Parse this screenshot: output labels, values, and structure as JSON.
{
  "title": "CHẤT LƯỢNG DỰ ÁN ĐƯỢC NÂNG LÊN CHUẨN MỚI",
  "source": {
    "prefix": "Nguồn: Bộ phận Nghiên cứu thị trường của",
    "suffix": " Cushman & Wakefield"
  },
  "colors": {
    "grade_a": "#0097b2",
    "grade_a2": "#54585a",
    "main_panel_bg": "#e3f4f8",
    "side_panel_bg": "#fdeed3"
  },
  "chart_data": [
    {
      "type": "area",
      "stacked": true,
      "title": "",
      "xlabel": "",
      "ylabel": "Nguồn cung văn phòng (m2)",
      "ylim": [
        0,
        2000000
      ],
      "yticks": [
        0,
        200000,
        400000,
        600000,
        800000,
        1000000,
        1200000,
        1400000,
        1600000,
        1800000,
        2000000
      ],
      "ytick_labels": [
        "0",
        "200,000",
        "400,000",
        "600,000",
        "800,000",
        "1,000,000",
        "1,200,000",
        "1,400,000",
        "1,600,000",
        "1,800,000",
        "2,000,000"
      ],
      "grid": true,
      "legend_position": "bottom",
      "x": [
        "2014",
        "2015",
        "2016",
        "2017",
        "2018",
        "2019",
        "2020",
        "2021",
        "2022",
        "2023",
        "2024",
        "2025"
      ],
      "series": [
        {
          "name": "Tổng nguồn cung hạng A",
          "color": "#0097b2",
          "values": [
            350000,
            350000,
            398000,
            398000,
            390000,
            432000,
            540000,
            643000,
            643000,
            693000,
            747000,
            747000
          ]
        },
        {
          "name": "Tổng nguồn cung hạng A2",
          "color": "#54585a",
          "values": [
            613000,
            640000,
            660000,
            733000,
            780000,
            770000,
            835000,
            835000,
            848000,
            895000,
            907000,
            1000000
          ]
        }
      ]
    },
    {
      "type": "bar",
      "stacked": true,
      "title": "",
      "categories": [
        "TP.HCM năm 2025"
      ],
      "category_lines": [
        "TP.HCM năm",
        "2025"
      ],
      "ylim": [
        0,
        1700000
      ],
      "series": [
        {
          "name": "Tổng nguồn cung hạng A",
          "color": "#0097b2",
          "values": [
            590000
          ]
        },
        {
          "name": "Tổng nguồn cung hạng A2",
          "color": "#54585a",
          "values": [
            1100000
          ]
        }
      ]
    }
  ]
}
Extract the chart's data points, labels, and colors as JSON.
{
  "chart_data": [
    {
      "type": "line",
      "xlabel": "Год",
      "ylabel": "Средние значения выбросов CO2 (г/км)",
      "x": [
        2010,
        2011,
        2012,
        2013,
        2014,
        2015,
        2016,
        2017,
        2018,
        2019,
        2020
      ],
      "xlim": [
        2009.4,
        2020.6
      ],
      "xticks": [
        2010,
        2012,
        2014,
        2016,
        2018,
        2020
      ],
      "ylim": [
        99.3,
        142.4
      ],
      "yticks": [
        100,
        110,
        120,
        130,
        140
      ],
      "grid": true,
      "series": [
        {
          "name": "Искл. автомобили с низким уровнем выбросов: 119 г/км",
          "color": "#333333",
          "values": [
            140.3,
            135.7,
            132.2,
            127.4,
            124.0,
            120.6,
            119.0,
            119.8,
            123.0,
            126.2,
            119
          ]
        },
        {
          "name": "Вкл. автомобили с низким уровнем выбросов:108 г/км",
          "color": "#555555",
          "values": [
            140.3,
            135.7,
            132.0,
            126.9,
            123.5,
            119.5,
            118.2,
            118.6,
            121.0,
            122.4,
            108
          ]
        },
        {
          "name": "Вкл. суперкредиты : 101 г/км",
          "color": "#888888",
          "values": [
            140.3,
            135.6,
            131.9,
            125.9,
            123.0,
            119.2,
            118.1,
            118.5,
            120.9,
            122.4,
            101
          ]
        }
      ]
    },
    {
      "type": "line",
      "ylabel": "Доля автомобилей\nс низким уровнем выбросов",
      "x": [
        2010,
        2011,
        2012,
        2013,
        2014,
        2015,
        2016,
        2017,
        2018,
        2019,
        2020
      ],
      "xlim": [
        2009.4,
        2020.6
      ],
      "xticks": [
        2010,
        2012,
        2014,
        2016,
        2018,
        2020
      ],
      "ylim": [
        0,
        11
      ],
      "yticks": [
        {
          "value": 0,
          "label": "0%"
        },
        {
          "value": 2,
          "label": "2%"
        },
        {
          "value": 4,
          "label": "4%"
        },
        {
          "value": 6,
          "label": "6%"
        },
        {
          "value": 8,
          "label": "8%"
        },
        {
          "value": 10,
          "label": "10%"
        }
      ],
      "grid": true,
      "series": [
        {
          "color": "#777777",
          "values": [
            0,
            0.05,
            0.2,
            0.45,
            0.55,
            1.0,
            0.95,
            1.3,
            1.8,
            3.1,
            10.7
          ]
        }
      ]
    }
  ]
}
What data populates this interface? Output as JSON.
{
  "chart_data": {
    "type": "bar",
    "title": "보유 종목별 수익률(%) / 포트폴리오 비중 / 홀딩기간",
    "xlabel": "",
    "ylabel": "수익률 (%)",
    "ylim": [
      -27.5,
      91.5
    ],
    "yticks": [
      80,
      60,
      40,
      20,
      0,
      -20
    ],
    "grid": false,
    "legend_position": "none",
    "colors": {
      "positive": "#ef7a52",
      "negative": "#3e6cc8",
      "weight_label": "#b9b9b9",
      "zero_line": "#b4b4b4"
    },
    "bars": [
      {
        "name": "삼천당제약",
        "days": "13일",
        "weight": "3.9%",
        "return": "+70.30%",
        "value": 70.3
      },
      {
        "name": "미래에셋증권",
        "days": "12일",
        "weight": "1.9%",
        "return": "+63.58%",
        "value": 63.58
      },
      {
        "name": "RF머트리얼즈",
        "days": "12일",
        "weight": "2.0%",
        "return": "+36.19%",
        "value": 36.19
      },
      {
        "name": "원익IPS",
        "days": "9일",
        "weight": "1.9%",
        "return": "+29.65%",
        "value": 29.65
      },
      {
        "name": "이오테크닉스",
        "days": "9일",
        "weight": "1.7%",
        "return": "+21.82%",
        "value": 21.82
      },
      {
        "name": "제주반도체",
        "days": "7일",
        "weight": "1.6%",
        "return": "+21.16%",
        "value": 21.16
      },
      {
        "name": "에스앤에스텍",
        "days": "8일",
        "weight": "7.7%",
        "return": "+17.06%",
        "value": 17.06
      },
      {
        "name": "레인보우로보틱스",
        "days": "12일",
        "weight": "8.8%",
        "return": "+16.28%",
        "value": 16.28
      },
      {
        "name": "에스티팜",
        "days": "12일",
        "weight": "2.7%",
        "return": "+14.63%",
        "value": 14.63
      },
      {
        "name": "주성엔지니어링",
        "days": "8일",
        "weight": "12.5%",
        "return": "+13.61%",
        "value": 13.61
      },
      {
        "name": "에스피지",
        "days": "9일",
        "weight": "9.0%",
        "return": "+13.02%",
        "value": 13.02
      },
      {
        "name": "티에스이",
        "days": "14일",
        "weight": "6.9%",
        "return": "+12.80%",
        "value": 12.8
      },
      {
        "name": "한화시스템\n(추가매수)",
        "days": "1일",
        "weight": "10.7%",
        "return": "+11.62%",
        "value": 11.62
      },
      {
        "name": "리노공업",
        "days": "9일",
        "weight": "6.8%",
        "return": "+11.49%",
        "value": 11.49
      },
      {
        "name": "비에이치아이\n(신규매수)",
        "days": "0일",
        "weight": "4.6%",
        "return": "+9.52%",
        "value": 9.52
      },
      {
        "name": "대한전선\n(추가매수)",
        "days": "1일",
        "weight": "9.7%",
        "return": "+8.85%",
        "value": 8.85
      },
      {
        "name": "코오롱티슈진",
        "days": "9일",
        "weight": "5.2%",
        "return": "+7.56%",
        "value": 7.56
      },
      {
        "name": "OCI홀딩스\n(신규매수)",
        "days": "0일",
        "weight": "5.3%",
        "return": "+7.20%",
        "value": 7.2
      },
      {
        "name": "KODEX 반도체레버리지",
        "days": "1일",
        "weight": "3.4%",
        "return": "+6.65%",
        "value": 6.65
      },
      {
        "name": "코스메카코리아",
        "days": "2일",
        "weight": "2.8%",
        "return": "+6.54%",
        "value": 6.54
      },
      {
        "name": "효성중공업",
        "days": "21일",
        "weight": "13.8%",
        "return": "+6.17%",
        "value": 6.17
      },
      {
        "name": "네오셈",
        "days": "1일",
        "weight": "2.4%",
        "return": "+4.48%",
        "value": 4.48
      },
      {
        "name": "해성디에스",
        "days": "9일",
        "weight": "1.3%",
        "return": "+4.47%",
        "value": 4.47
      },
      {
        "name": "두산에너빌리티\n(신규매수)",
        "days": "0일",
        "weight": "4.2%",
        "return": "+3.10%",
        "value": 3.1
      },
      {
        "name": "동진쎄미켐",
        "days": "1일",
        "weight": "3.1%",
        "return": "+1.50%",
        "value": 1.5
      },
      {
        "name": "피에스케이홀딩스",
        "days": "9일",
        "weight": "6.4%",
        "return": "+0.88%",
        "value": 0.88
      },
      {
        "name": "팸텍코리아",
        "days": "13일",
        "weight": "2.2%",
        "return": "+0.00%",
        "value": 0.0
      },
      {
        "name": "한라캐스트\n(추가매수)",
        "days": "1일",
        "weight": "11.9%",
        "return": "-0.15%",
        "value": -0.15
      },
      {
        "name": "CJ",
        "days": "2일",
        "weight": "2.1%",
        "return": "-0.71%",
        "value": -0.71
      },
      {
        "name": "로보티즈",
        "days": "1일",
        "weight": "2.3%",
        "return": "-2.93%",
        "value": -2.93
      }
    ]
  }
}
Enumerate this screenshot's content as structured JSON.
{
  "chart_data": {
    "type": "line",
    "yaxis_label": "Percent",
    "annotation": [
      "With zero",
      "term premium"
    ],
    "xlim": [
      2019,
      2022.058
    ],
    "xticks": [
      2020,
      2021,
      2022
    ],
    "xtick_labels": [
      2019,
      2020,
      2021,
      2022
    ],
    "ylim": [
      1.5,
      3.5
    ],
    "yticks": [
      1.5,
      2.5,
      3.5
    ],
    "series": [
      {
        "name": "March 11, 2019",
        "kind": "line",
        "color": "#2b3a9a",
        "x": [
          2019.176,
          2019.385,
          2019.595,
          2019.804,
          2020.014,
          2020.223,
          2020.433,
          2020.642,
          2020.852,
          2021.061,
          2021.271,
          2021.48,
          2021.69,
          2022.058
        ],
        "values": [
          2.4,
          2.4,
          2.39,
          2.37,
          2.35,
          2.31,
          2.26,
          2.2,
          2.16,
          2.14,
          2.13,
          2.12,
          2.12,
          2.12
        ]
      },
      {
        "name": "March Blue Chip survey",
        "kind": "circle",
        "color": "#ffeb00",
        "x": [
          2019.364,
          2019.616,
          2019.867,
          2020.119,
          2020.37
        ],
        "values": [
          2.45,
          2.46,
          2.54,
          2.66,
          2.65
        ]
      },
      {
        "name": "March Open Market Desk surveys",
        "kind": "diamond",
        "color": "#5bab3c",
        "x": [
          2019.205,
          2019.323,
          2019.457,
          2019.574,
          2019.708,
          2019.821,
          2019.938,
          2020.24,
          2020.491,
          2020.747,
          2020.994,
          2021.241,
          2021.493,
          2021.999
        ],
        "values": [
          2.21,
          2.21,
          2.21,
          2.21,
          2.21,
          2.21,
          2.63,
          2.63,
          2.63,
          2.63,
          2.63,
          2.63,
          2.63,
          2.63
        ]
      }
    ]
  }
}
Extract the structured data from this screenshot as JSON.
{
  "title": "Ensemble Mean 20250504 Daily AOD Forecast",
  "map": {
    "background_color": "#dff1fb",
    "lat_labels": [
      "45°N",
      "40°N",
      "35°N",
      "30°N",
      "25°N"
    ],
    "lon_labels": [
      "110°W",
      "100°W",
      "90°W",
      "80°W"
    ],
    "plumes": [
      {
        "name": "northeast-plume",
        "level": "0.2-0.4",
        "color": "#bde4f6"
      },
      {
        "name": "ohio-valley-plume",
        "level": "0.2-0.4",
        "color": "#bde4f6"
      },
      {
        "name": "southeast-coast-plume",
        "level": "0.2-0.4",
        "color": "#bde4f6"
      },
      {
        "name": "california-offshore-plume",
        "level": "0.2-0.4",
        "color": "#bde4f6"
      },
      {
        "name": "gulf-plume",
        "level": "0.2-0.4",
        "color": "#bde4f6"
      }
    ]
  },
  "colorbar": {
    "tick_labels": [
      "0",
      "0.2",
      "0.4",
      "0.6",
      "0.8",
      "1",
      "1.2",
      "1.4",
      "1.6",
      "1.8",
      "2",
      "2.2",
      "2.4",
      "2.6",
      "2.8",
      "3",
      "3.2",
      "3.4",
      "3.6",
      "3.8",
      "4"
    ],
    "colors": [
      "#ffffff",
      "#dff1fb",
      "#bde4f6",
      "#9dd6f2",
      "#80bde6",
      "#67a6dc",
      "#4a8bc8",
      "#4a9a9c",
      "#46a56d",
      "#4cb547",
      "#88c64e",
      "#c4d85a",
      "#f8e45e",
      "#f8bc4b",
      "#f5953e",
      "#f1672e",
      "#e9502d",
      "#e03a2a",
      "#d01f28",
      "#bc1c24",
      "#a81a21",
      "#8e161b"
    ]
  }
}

==============================

_What the task asks_
Pull out every line containing "автомобили".

_Task answer_
          "name": "Искл. автомобили с низким уровнем выбросов: 119 г/км",
          "name": "Вкл. автомобили с низким уровнем выбросов:108 г/км",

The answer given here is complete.